_PROMPT_
Locate the string "causes" in the records below. Copy every line where it occurs.

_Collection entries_
━━━━━━━━━━━━━━━━

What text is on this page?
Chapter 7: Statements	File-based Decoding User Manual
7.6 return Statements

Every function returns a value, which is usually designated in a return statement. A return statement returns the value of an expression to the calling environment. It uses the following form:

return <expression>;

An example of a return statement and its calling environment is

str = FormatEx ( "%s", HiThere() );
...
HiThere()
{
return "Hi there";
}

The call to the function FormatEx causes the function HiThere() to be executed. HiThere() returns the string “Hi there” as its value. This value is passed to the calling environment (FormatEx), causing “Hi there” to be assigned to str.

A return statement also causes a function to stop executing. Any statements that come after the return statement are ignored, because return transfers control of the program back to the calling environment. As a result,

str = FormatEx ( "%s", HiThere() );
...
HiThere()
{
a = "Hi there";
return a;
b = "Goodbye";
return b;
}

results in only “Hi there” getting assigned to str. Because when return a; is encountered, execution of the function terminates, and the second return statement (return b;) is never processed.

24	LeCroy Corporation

━━━━━━━━━━━━━━━━

_RESPONSE TO THIS TASK_
The call to the function FormatEx causes the function HiThere() to be executed. HiThere() returns the string “Hi there” as its value. This value is passed to the calling environment (FormatEx), causing “Hi there” to be assigned to str.
A return statement also causes a function to stop executing. Any statements that come after the return statement are ignored, because return transfers control of the program back to the calling environment. As a result,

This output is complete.